The records below must be written out exactly, with every picture left behind.
══════
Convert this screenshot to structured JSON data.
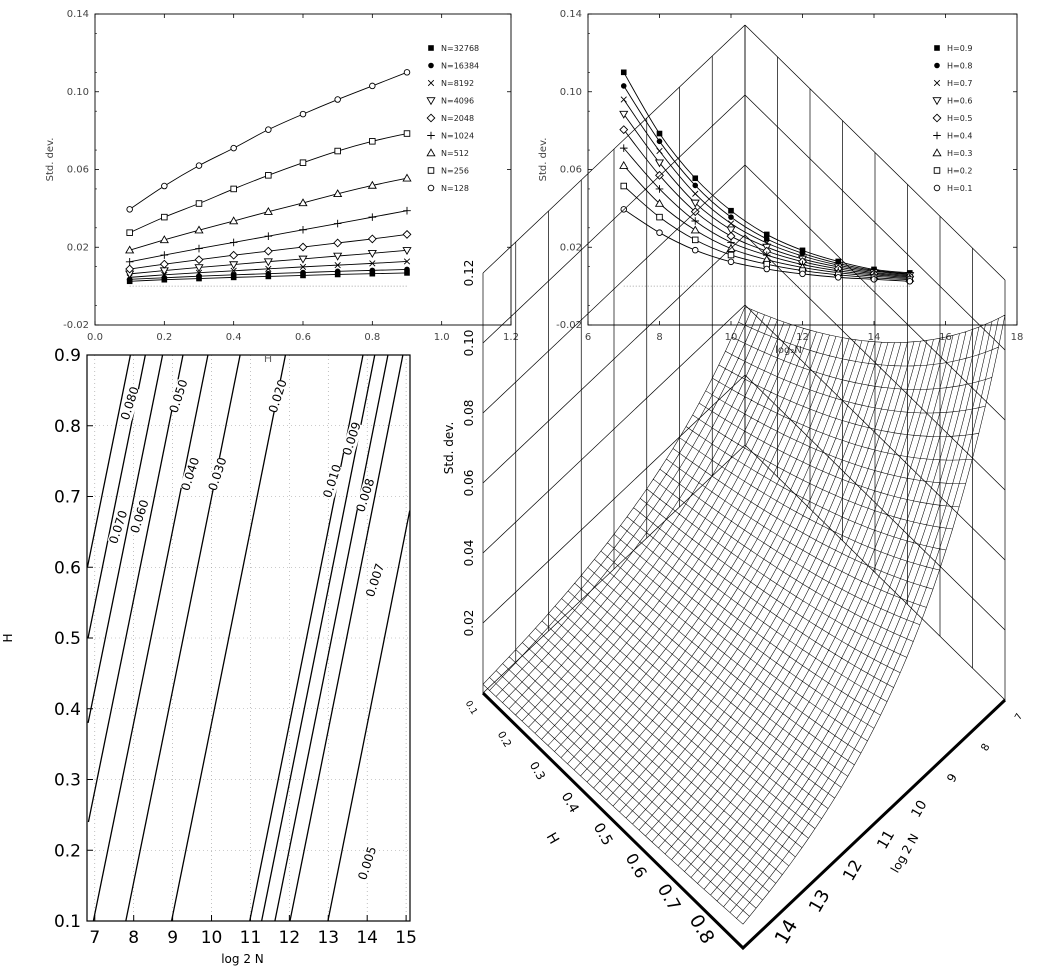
{
  "chart_data": [
    {
      "type": "line",
      "ylabel": "Std. dev.",
      "xlabel": "",
      "xlim": [
        0,
        1.2
      ],
      "ylim": [
        -0.02,
        0.14
      ],
      "xticks": [
        "0.0",
        "0.2",
        "0.4",
        "0.6",
        "0.8",
        "1.0",
        "1.2"
      ],
      "yticks": [
        "-0.02",
        "0.02",
        "0.06",
        "0.10",
        "0.14"
      ],
      "x": [
        0.1,
        0.2,
        0.3,
        0.4,
        0.5,
        0.6,
        0.7,
        0.8,
        0.9
      ],
      "legend_position": "top-right",
      "series": [
        {
          "name": "N=32768",
          "marker": "filled-square",
          "values": [
            0.0025,
            0.0033,
            0.0039,
            0.0045,
            0.005,
            0.0055,
            0.006,
            0.0064,
            0.0068
          ]
        },
        {
          "name": "N=16384",
          "marker": "filled-circle",
          "values": [
            0.0035,
            0.0043,
            0.0051,
            0.0058,
            0.0064,
            0.007,
            0.0076,
            0.0081,
            0.0086
          ]
        },
        {
          "name": "N=8192",
          "marker": "x",
          "values": [
            0.0045,
            0.0058,
            0.0069,
            0.0079,
            0.0089,
            0.0099,
            0.0108,
            0.0117,
            0.0127
          ]
        },
        {
          "name": "N=4096",
          "marker": "triangle-down",
          "values": [
            0.0063,
            0.008,
            0.0096,
            0.0111,
            0.0126,
            0.014,
            0.0155,
            0.0169,
            0.0184
          ]
        },
        {
          "name": "N=2048",
          "marker": "diamond",
          "values": [
            0.0088,
            0.0113,
            0.0136,
            0.0159,
            0.018,
            0.0201,
            0.0222,
            0.0243,
            0.0266
          ]
        },
        {
          "name": "N=1024",
          "marker": "plus",
          "values": [
            0.0125,
            0.016,
            0.0193,
            0.0225,
            0.0257,
            0.029,
            0.0322,
            0.0355,
            0.0388
          ]
        },
        {
          "name": "N=512",
          "marker": "triangle-up",
          "values": [
            0.0185,
            0.0238,
            0.0288,
            0.0335,
            0.0383,
            0.0428,
            0.0475,
            0.0518,
            0.0555
          ]
        },
        {
          "name": "N=256",
          "marker": "open-square",
          "values": [
            0.0275,
            0.0355,
            0.0425,
            0.05,
            0.057,
            0.0635,
            0.0695,
            0.0745,
            0.0785
          ]
        },
        {
          "name": "N=128",
          "marker": "open-circle",
          "values": [
            0.0395,
            0.0515,
            0.062,
            0.071,
            0.0805,
            0.0885,
            0.096,
            0.103,
            0.11
          ]
        }
      ]
    },
    {
      "type": "line",
      "ylabel": "Std. dev.",
      "xlabel": "log₂N",
      "xlim": [
        6,
        18
      ],
      "ylim": [
        -0.02,
        0.14
      ],
      "xticks": [
        "6",
        "8",
        "10",
        "12",
        "14",
        "16",
        "18"
      ],
      "yticks": [
        "-0.02",
        "0.02",
        "0.06",
        "0.10",
        "0.14"
      ],
      "x": [
        7,
        8,
        9,
        10,
        11,
        12,
        13,
        14,
        15
      ],
      "legend_position": "top-right",
      "series": [
        {
          "name": "H=0.9",
          "marker": "filled-square",
          "values": [
            0.11,
            0.0785,
            0.0555,
            0.0388,
            0.0266,
            0.0184,
            0.0127,
            0.0086,
            0.0068
          ]
        },
        {
          "name": "H=0.8",
          "marker": "filled-circle",
          "values": [
            0.103,
            0.0745,
            0.0518,
            0.0355,
            0.0243,
            0.0169,
            0.0117,
            0.0081,
            0.0064
          ]
        },
        {
          "name": "H=0.7",
          "marker": "x",
          "values": [
            0.096,
            0.0695,
            0.0475,
            0.0322,
            0.0222,
            0.0155,
            0.0108,
            0.0076,
            0.006
          ]
        },
        {
          "name": "H=0.6",
          "marker": "triangle-down",
          "values": [
            0.0885,
            0.0635,
            0.0428,
            0.029,
            0.0201,
            0.014,
            0.0099,
            0.007,
            0.0055
          ]
        },
        {
          "name": "H=0.5",
          "marker": "diamond",
          "values": [
            0.0805,
            0.057,
            0.0383,
            0.0257,
            0.018,
            0.0126,
            0.0089,
            0.0064,
            0.005
          ]
        },
        {
          "name": "H=0.4",
          "marker": "plus",
          "values": [
            0.071,
            0.05,
            0.0335,
            0.0225,
            0.0159,
            0.0111,
            0.0079,
            0.0058,
            0.0045
          ]
        },
        {
          "name": "H=0.3",
          "marker": "triangle-up",
          "values": [
            0.062,
            0.0425,
            0.0288,
            0.0193,
            0.0136,
            0.0096,
            0.0069,
            0.0051,
            0.0039
          ]
        },
        {
          "name": "H=0.2",
          "marker": "open-square",
          "values": [
            0.0515,
            0.0355,
            0.0238,
            0.016,
            0.0113,
            0.008,
            0.0058,
            0.0043,
            0.0033
          ]
        },
        {
          "name": "H=0.1",
          "marker": "open-circle",
          "values": [
            0.0395,
            0.0275,
            0.0185,
            0.0125,
            0.0088,
            0.0063,
            0.0045,
            0.0035,
            0.0025
          ]
        }
      ]
    },
    {
      "type": "contour",
      "xlabel": "log 2 N",
      "ylabel": "H",
      "top_label": "H",
      "xlim": [
        6.8,
        15.1
      ],
      "ylim": [
        0.1,
        0.9
      ],
      "xticks": [
        "7",
        "8",
        "9",
        "10",
        "11",
        "12",
        "13",
        "14",
        "15"
      ],
      "yticks": [
        "0.1",
        "0.2",
        "0.3",
        "0.4",
        "0.5",
        "0.6",
        "0.7",
        "0.8",
        "0.9"
      ],
      "grid": true,
      "levels": [
        0.005,
        0.007,
        0.008,
        0.009,
        0.01,
        0.02,
        0.03,
        0.04,
        0.05,
        0.06,
        0.07,
        0.08
      ],
      "labels": [
        "0.080",
        "0.070",
        "0.060",
        "0.050",
        "0.040",
        "0.030",
        "0.020",
        "0.010",
        "0.009",
        "0.008",
        "0.007",
        "0.005"
      ]
    },
    {
      "type": "surface",
      "zlabel": "Std. dev.",
      "xlabel": "H",
      "ylabel": "log 2 N",
      "zticks": [
        "0.02",
        "0.04",
        "0.06",
        "0.08",
        "0.10",
        "0.12"
      ],
      "xticks": [
        "0.1",
        "0.2",
        "0.3",
        "0.4",
        "0.5",
        "0.6",
        "0.7",
        "0.8"
      ],
      "yticks": [
        "7",
        "8",
        "9",
        "10",
        "11",
        "12",
        "13",
        "14"
      ],
      "xrange": [
        0.1,
        0.9
      ],
      "yrange": [
        7,
        15
      ],
      "zrange": [
        0,
        0.12
      ],
      "surface_ranges": {
        "at_H_0.1_N_7": 0.0395,
        "at_H_0.9_N_7": 0.11,
        "at_H_0.9_N_15": 0.0068,
        "at_H_0.1_N_15": 0.0025
      }
    }
  ]
}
══════
Result of this exercise:
Convert this screenshot to structured JSON data.
{
  "chart_data": [
    {
      "type": "line",
      "ylabel": "Std. dev.",
      "xlabel": "",
      "xlim": [
        0,
        1.2
      ],
      "ylim": [
        -0.02,
        0.14
      ],
      "xticks": [
        "0.0",
        "0.2",
        "0.4",
        "0.6",
        "0.8",
        "1.0",
        "1.2"
      ],
      "yticks": [
        "-0.02",
        "0.02",
        "0.06",
        "0.10",
        "0.14"
      ],
      "x": [
        0.1,
        0.2,
        0.3,
        0.4,
        0.5,
        0.6,
        0.7,
        0.8,
        0.9
      ],
      "legend_position": "top-right",
      "series": [
        {
          "name": "N=32768",
          "marker": "filled-square",
          "values": [
            0.0025,
            0.0033,
            0.0039,
            0.0045,
            0.005,
            0.0055,
            0.006,
            0.0064,
            0.0068
          ]
        },
        {
          "name": "N=16384",
          "marker": "filled-circle",
          "values": [
            0.0035,
            0.0043,
            0.0051,
            0.0058,
            0.0064,
            0.007,
            0.0076,
            0.0081,
            0.0086
          ]
        },
        {
          "name": "N=8192",
          "marker": "x",
          "values": [
            0.0045,
            0.0058,
            0.0069,
            0.0079,
            0.0089,
            0.0099,
            0.0108,
            0.0117,
            0.0127
          ]
        },
        {
          "name": "N=4096",
          "marker": "triangle-down",
          "values": [
            0.0063,
            0.008,
            0.0096,
            0.0111,
            0.0126,
            0.014,
            0.0155,
            0.0169,
            0.0184
          ]
        },
        {
          "name": "N=2048",
          "marker": "diamond",
          "values": [
            0.0088,
            0.0113,
            0.0136,
            0.0159,
            0.018,
            0.0201,
            0.0222,
            0.0243,
            0.0266
          ]
        },
        {
          "name": "N=1024",
          "marker": "plus",
          "values": [
            0.0125,
            0.016,
            0.0193,
            0.0225,
            0.0257,
            0.029,
            0.0322,
            0.0355,
            0.0388
          ]
        },
        {
          "name": "N=512",
          "marker": "triangle-up",
          "values": [
            0.0185,
            0.0238,
            0.0288,
            0.0335,
            0.0383,
            0.0428,
            0.0475,
            0.0518,
            0.0555
          ]
        },
        {
          "name": "N=256",
          "marker": "open-square",
          "values": [
            0.0275,
            0.0355,
            0.0425,
            0.05,
            0.057,
            0.0635,
            0.0695,
            0.0745,
            0.0785
          ]
        },
        {
          "name": "N=128",
          "marker": "open-circle",
          "values": [
            0.0395,
            0.0515,
            0.062,
            0.071,
            0.0805,
            0.0885,
            0.096,
            0.103,
            0.11
          ]
        }
      ]
    },
    {
      "type": "line",
      "ylabel": "Std. dev.",
      "xlabel": "log₂N",
      "xlim": [
        6,
        18
      ],
      "ylim": [
        -0.02,
        0.14
      ],
      "xticks": [
        "6",
        "8",
        "10",
        "12",
        "14",
        "16",
        "18"
      ],
      "yticks": [
        "-0.02",
        "0.02",
        "0.06",
        "0.10",
        "0.14"
      ],
      "x": [
        7,
        8,
        9,
        10,
        11,
        12,
        13,
        14,
        15
      ],
      "legend_position": "top-right",
      "series": [
        {
          "name": "H=0.9",
          "marker": "filled-square",
          "values": [
            0.11,
            0.0785,
            0.0555,
            0.0388,
            0.0266,
            0.0184,
            0.0127,
            0.0086,
            0.0068
          ]
        },
        {
          "name": "H=0.8",
          "marker": "filled-circle",
          "values": [
            0.103,
            0.0745,
            0.0518,
            0.0355,
            0.0243,
            0.0169,
            0.0117,
            0.0081,
            0.0064
          ]
        },
        {
          "name": "H=0.7",
          "marker": "x",
          "values": [
            0.096,
            0.0695,
            0.0475,
            0.0322,
            0.0222,
            0.0155,
            0.0108,
            0.0076,
            0.006
          ]
        },
        {
          "name": "H=0.6",
          "marker": "triangle-down",
          "values": [
            0.0885,
            0.0635,
            0.0428,
            0.029,
            0.0201,
            0.014,
            0.0099,
            0.007,
            0.0055
          ]
        },
        {
          "name": "H=0.5",
          "marker": "diamond",
          "values": [
            0.0805,
            0.057,
            0.0383,
            0.0257,
            0.018,
            0.0126,
            0.0089,
            0.0064,
            0.005
          ]
        },
        {
          "name": "H=0.4",
          "marker": "plus",
          "values": [
            0.071,
            0.05,
            0.0335,
            0.0225,
            0.0159,
            0.0111,
            0.0079,
            0.0058,
            0.0045
          ]
        },
        {
          "name": "H=0.3",
          "marker": "triangle-up",
          "values": [
            0.062,
            0.0425,
            0.0288,
            0.0193,
            0.0136,
            0.0096,
            0.0069,
            0.0051,
            0.0039
          ]
        },
        {
          "name": "H=0.2",
          "marker": "open-square",
          "values": [
            0.0515,
            0.0355,
            0.0238,
            0.016,
            0.0113,
            0.008,
            0.0058,
            0.0043,
            0.0033
          ]
        },
        {
          "name": "H=0.1",
          "marker": "open-circle",
          "values": [
            0.0395,
            0.0275,
            0.0185,
            0.0125,
            0.0088,
            0.0063,
            0.0045,
            0.0035,
            0.0025
          ]
        }
      ]
    },
    {
      "type": "contour",
      "xlabel": "log 2 N",
      "ylabel": "H",
      "top_label": "H",
      "xlim": [
        6.8,
        15.1
      ],
      "ylim": [
        0.1,
        0.9
      ],
      "xticks": [
        "7",
        "8",
        "9",
        "10",
        "11",
        "12",
        "13",
        "14",
        "15"
      ],
      "yticks": [
        "0.1",
        "0.2",
        "0.3",
        "0.4",
        "0.5",
        "0.6",
        "0.7",
        "0.8",
        "0.9"
      ],
      "grid": true,
      "levels": [
        0.005,
        0.007,
        0.008,
        0.009,
        0.01,
        0.02,
        0.03,
        0.04,
        0.05,
        0.06,
        0.07,
        0.08
      ],
      "labels": [
        "0.080",
        "0.070",
        "0.060",
        "0.050",
        "0.040",
        "0.030",
        "0.020",
        "0.010",
        "0.009",
        "0.008",
        "0.007",
        "0.005"
      ]
    },
    {
      "type": "surface",
      "zlabel": "Std. dev.",
      "xlabel": "H",
      "ylabel": "log 2 N",
      "zticks": [
        "0.02",
        "0.04",
        "0.06",
        "0.08",
        "0.10",
        "0.12"
      ],
      "xticks": [
        "0.1",
        "0.2",
        "0.3",
        "0.4",
        "0.5",
        "0.6",
        "0.7",
        "0.8"
      ],
      "yticks": [
        "7",
        "8",
        "9",
        "10",
        "11",
        "12",
        "13",
        "14"
      ],
      "xrange": [
        0.1,
        0.9
      ],
      "yrange": [
        7,
        15
      ],
      "zrange": [
        0,
        0.12
      ],
      "surface_ranges": {
        "at_H_0.1_N_7": 0.0395,
        "at_H_0.9_N_7": 0.11,
        "at_H_0.9_N_15": 0.0068,
        "at_H_0.1_N_15": 0.0025
      }
    }
  ]
}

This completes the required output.